**Directions:**
Transcribe all of the material exactly.

**Extracted entries:**
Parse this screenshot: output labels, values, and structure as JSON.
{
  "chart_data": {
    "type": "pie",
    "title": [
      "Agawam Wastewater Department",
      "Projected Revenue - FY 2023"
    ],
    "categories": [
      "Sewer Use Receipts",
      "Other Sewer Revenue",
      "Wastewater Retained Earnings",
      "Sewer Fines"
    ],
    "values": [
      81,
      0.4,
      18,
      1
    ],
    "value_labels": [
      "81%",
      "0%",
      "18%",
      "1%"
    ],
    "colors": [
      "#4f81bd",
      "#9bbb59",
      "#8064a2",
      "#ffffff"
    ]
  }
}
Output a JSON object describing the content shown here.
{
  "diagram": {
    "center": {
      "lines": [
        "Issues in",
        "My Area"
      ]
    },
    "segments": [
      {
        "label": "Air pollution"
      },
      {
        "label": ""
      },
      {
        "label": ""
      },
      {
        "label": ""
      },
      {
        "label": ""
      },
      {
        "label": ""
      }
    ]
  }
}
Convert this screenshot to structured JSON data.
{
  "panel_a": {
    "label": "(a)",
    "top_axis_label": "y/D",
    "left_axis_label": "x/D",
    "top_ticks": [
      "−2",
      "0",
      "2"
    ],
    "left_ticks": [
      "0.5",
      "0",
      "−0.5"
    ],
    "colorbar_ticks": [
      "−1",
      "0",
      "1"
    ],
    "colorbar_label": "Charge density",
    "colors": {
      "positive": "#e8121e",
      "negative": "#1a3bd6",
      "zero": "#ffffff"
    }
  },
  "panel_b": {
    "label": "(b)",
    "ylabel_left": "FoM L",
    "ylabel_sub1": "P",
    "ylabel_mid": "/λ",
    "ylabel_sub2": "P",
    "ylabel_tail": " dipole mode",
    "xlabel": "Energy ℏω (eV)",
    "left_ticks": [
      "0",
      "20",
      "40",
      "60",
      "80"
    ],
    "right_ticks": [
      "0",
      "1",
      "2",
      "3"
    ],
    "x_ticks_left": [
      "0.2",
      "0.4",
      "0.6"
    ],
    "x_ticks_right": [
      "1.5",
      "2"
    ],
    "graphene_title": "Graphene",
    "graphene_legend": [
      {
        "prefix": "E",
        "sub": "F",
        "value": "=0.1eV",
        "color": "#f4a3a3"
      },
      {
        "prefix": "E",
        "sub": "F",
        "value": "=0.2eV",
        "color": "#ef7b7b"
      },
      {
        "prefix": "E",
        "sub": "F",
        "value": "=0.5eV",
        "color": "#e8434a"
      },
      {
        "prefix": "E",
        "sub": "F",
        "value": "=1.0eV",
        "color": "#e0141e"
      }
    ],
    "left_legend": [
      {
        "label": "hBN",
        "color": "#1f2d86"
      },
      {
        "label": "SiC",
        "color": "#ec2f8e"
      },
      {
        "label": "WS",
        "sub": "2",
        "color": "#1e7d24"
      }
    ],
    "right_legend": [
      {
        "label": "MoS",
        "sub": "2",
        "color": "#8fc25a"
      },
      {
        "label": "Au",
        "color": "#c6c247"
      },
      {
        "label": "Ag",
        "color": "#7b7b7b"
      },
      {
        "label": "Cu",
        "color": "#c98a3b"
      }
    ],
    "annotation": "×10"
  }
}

**Task response:**
Parse this screenshot: output labels, values, and structure as JSON.
{
  "chart_data": {
    "type": "pie",
    "title": [
      "Agawam Wastewater Department",
      "Projected Revenue - FY 2023"
    ],
    "categories": [
      "Sewer Use Receipts",
      "Other Sewer Revenue",
      "Wastewater Retained Earnings",
      "Sewer Fines"
    ],
    "values": [
      81,
      0.4,
      18,
      1
    ],
    "value_labels": [
      "81%",
      "0%",
      "18%",
      "1%"
    ],
    "colors": [
      "#4f81bd",
      "#9bbb59",
      "#8064a2",
      "#ffffff"
    ]
  }
}
Output a JSON object describing the content shown here.
{
  "diagram": {
    "center": {
      "lines": [
        "Issues in",
        "My Area"
      ]
    },
    "segments": [
      {
        "label": "Air pollution"
      },
      {
        "label": ""
      },
      {
        "label": ""
      },
      {
        "label": ""
      },
      {
        "label": ""
      },
      {
        "label": ""
      }
    ]
  }
}
Convert this screenshot to structured JSON data.
{
  "panel_a": {
    "label": "(a)",
    "top_axis_label": "y/D",
    "left_axis_label": "x/D",
    "top_ticks": [
      "−2",
      "0",
      "2"
    ],
    "left_ticks": [
      "0.5",
      "0",
      "−0.5"
    ],
    "colorbar_ticks": [
      "−1",
      "0",
      "1"
    ],
    "colorbar_label": "Charge density",
    "colors": {
      "positive": "#e8121e",
      "negative": "#1a3bd6",
      "zero": "#ffffff"
    }
  },
  "panel_b": {
    "label": "(b)",
    "ylabel_left": "FoM L",
    "ylabel_sub1": "P",
    "ylabel_mid": "/λ",
    "ylabel_sub2": "P",
    "ylabel_tail": " dipole mode",
    "xlabel": "Energy ℏω (eV)",
    "left_ticks": [
      "0",
      "20",
      "40",
      "60",
      "80"
    ],
    "right_ticks": [
      "0",
      "1",
      "2",
      "3"
    ],
    "x_ticks_left": [
      "0.2",
      "0.4",
      "0.6"
    ],
    "x_ticks_right": [
      "1.5",
      "2"
    ],
    "graphene_title": "Graphene",
    "graphene_legend": [
      {
        "prefix": "E",
        "sub": "F",
        "value": "=0.1eV",
        "color": "#f4a3a3"
      },
      {
        "prefix": "E",
        "sub": "F",
        "value": "=0.2eV",
        "color": "#ef7b7b"
      },
      {
        "prefix": "E",
        "sub": "F",
        "value": "=0.5eV",
        "color": "#e8434a"
      },
      {
        "prefix": "E",
        "sub": "F",
        "value": "=1.0eV",
        "color": "#e0141e"
      }
    ],
    "left_legend": [
      {
        "label": "hBN",
        "color": "#1f2d86"
      },
      {
        "label": "SiC",
        "color": "#ec2f8e"
      },
      {
        "label": "WS",
        "sub": "2",
        "color": "#1e7d24"
      }
    ],
    "right_legend": [
      {
        "label": "MoS",
        "sub": "2",
        "color": "#8fc25a"
      },
      {
        "label": "Au",
        "color": "#c6c247"
      },
      {
        "label": "Ag",
        "color": "#7b7b7b"
      },
      {
        "label": "Cu",
        "color": "#c98a3b"
      }
    ],
    "annotation": "×10"
  }
}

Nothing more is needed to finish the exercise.